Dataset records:
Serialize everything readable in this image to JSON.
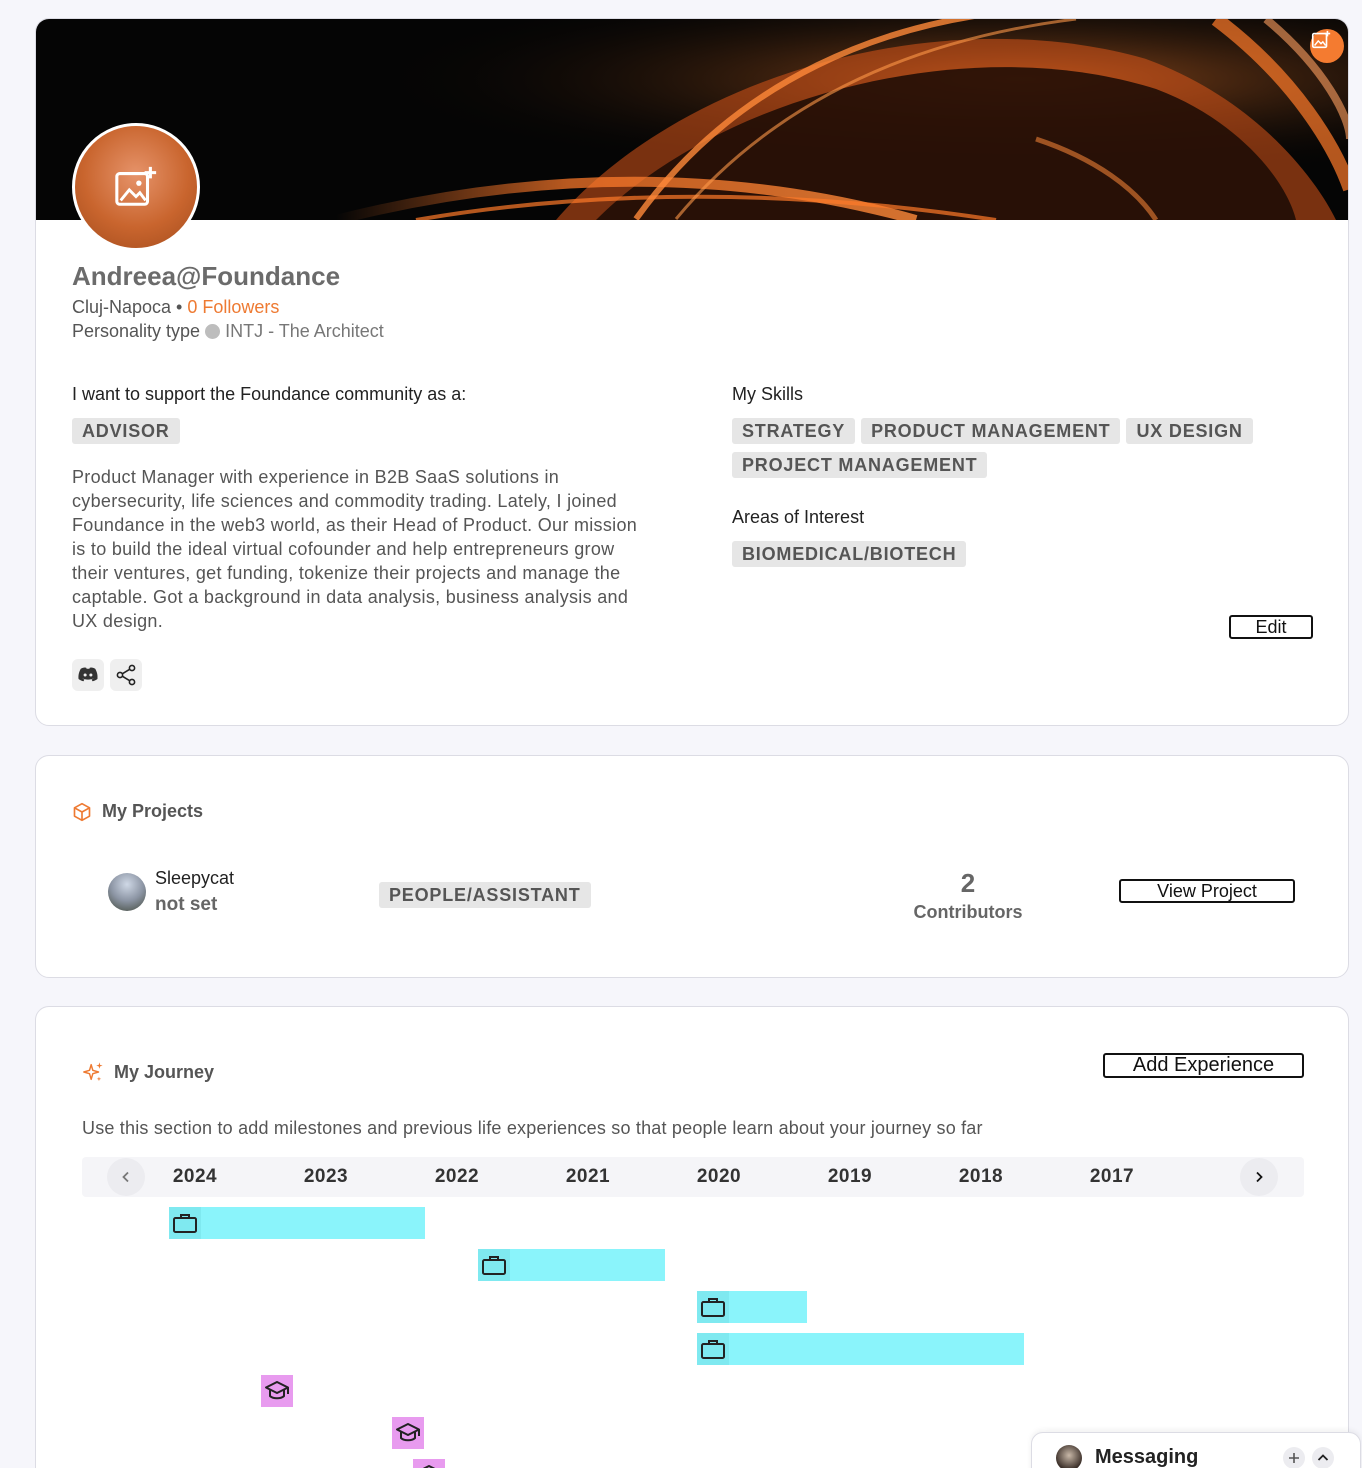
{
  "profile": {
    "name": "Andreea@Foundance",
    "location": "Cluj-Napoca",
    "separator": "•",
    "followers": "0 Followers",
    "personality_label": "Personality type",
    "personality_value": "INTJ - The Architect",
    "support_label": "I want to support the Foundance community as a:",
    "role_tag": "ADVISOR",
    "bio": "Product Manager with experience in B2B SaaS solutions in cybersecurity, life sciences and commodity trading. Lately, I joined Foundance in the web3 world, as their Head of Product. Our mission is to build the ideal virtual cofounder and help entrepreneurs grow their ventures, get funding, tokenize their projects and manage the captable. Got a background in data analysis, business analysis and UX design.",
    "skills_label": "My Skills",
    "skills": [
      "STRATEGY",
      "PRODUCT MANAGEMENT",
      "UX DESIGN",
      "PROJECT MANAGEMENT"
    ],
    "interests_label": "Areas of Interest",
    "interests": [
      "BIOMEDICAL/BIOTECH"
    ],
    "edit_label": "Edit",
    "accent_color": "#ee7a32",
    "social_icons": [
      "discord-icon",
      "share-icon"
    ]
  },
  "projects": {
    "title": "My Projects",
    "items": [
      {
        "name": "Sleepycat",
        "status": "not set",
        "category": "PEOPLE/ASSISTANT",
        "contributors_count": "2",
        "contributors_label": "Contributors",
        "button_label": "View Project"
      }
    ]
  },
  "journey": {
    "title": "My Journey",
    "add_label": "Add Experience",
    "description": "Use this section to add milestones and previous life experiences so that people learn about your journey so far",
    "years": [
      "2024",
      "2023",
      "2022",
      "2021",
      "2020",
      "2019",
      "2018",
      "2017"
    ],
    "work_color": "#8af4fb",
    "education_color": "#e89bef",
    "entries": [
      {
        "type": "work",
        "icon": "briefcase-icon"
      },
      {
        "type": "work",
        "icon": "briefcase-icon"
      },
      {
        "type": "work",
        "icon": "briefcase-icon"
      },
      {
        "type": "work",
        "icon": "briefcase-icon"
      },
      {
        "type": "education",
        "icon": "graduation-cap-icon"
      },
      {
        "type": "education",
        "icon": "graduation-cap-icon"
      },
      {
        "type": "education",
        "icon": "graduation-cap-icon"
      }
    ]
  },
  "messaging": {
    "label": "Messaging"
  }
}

**WHAT TO DO**
Copy the data exactly. Any picture it contains is to be omitted.

**WRITTEN RESPONSE**
Serialize everything readable in this image to JSON.
{
  "profile": {
    "name": "Andreea@Foundance",
    "location": "Cluj-Napoca",
    "separator": "•",
    "followers": "0 Followers",
    "personality_label": "Personality type",
    "personality_value": "INTJ - The Architect",
    "support_label": "I want to support the Foundance community as a:",
    "role_tag": "ADVISOR",
    "bio": "Product Manager with experience in B2B SaaS solutions in cybersecurity, life sciences and commodity trading. Lately, I joined Foundance in the web3 world, as their Head of Product. Our mission is to build the ideal virtual cofounder and help entrepreneurs grow their ventures, get funding, tokenize their projects and manage the captable. Got a background in data analysis, business analysis and UX design.",
    "skills_label": "My Skills",
    "skills": [
      "STRATEGY",
      "PRODUCT MANAGEMENT",
      "UX DESIGN",
      "PROJECT MANAGEMENT"
    ],
    "interests_label": "Areas of Interest",
    "interests": [
      "BIOMEDICAL/BIOTECH"
    ],
    "edit_label": "Edit",
    "accent_color": "#ee7a32",
    "social_icons": [
      "discord-icon",
      "share-icon"
    ]
  },
  "projects": {
    "title": "My Projects",
    "items": [
      {
        "name": "Sleepycat",
        "status": "not set",
        "category": "PEOPLE/ASSISTANT",
        "contributors_count": "2",
        "contributors_label": "Contributors",
        "button_label": "View Project"
      }
    ]
  },
  "journey": {
    "title": "My Journey",
    "add_label": "Add Experience",
    "description": "Use this section to add milestones and previous life experiences so that people learn about your journey so far",
    "years": [
      "2024",
      "2023",
      "2022",
      "2021",
      "2020",
      "2019",
      "2018",
      "2017"
    ],
    "work_color": "#8af4fb",
    "education_color": "#e89bef",
    "entries": [
      {
        "type": "work",
        "icon": "briefcase-icon"
      },
      {
        "type": "work",
        "icon": "briefcase-icon"
      },
      {
        "type": "work",
        "icon": "briefcase-icon"
      },
      {
        "type": "work",
        "icon": "briefcase-icon"
      },
      {
        "type": "education",
        "icon": "graduation-cap-icon"
      },
      {
        "type": "education",
        "icon": "graduation-cap-icon"
      },
      {
        "type": "education",
        "icon": "graduation-cap-icon"
      }
    ]
  },
  "messaging": {
    "label": "Messaging"
  }
}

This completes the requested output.